* **EXERCISE BRIEF**
Reproduce the lines of the listing below exactly, from its first line through the line containing "redacted-email-block [235, 140, 543, 187]", with both ends included.

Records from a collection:
□ □ □ □
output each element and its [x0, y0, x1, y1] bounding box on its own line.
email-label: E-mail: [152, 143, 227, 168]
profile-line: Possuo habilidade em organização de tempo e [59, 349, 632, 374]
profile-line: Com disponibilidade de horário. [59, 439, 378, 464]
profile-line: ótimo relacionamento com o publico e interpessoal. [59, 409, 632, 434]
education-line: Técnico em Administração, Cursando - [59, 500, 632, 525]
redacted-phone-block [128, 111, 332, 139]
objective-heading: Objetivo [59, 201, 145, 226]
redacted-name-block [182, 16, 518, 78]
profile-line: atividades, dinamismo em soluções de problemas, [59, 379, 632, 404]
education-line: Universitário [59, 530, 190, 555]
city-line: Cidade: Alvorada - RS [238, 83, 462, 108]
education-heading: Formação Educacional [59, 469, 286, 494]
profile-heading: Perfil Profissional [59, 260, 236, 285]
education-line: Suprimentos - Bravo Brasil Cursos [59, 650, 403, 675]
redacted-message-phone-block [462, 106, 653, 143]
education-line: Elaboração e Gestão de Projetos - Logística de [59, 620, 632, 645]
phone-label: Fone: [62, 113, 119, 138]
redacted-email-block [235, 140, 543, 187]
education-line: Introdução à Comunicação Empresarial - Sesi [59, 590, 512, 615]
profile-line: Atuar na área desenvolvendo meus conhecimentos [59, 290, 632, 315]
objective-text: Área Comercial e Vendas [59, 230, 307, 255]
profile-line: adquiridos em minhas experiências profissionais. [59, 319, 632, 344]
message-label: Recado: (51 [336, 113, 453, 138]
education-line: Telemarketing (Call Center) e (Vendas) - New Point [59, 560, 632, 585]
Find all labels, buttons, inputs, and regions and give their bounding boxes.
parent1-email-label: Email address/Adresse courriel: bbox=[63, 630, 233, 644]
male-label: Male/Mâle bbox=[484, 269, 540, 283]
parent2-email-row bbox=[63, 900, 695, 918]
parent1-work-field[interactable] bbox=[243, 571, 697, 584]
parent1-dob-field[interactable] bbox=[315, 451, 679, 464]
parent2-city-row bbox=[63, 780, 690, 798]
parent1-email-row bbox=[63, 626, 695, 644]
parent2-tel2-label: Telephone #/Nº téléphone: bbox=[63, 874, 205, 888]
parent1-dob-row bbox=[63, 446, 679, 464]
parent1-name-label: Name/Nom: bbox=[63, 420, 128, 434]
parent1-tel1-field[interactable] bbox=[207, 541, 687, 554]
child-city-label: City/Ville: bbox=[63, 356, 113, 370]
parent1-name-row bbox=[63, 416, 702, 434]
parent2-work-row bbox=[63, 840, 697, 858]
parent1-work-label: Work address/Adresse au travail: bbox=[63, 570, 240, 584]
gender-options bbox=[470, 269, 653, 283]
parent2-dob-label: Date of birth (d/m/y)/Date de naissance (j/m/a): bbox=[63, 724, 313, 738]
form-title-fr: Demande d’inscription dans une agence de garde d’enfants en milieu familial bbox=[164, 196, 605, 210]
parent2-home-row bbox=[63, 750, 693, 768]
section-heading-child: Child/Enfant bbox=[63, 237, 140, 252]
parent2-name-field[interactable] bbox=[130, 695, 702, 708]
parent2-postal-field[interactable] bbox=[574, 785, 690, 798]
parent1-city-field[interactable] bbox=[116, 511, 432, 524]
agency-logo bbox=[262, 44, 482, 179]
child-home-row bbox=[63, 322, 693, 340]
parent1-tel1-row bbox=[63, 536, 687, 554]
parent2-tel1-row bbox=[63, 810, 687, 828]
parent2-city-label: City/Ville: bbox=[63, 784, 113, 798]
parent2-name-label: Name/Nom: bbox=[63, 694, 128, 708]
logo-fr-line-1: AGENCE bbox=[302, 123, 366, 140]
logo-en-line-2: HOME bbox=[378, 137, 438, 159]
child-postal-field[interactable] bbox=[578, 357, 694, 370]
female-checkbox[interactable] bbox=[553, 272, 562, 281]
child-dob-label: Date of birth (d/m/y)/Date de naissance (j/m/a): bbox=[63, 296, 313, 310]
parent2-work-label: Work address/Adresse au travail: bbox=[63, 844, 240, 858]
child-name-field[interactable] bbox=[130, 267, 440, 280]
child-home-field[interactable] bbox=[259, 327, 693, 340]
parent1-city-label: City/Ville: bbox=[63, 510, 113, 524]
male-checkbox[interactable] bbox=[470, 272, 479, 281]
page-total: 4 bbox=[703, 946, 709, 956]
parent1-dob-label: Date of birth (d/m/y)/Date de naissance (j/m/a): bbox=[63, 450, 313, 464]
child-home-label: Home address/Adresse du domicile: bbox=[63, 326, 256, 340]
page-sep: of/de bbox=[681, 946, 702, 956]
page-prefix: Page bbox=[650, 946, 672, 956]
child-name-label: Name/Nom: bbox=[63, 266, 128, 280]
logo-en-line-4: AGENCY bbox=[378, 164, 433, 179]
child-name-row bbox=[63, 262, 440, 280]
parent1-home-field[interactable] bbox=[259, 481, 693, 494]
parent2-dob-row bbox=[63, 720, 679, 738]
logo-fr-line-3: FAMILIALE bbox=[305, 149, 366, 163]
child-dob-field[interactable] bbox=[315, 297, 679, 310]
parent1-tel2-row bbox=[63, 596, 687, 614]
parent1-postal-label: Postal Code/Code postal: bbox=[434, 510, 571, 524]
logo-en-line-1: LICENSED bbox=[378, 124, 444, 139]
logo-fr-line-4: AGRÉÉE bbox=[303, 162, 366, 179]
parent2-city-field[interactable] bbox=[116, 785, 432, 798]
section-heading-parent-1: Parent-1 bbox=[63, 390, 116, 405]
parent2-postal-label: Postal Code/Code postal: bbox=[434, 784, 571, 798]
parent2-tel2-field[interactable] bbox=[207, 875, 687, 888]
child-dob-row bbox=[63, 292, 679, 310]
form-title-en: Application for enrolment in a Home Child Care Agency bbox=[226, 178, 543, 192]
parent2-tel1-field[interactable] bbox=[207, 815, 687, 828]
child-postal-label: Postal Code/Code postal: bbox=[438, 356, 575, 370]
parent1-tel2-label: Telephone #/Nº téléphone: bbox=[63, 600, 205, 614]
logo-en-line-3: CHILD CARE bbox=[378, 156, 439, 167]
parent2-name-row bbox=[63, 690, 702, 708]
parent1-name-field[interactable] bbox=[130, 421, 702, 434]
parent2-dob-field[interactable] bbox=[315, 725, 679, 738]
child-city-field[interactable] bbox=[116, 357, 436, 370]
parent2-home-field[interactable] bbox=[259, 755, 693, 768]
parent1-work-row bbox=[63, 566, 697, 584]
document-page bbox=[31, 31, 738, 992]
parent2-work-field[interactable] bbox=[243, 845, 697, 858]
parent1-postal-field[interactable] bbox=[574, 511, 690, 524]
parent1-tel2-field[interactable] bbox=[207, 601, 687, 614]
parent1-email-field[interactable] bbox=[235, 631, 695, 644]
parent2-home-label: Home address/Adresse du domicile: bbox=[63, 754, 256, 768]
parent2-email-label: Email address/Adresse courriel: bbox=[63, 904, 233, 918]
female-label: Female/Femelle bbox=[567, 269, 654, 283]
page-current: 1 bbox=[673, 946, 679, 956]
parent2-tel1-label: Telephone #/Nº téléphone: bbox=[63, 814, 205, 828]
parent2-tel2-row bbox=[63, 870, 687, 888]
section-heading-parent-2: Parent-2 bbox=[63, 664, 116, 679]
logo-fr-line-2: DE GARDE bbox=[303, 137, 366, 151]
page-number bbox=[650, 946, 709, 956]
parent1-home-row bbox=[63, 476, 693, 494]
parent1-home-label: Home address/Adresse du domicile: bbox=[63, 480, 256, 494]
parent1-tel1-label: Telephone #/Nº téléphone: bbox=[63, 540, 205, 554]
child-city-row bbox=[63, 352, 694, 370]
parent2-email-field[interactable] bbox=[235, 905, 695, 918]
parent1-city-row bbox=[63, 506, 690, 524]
□ □ □ □
* **TASK RESPONSE**
output each element and its [x0, y0, x1, y1] bounding box on its own line.
email-label: E-mail: [152, 143, 227, 168]
profile-line: Possuo habilidade em organização de tempo e [59, 349, 632, 374]
profile-line: Com disponibilidade de horário. [59, 439, 378, 464]
profile-line: ótimo relacionamento com o publico e interpessoal. [59, 409, 632, 434]
education-line: Técnico em Administração, Cursando - [59, 500, 632, 525]
redacted-phone-block [128, 111, 332, 139]
objective-heading: Objetivo [59, 201, 145, 226]
redacted-name-block [182, 16, 518, 78]
profile-line: atividades, dinamismo em soluções de problemas, [59, 379, 632, 404]
education-line: Universitário [59, 530, 190, 555]
city-line: Cidade: Alvorada - RS [238, 83, 462, 108]
education-heading: Formação Educacional [59, 469, 286, 494]
profile-heading: Perfil Profissional [59, 260, 236, 285]
education-line: Suprimentos - Bravo Brasil Cursos [59, 650, 403, 675]
redacted-message-phone-block [462, 106, 653, 143]
education-line: Elaboração e Gestão de Projetos - Logística de [59, 620, 632, 645]
phone-label: Fone: [62, 113, 119, 138]
redacted-email-block [235, 140, 543, 187]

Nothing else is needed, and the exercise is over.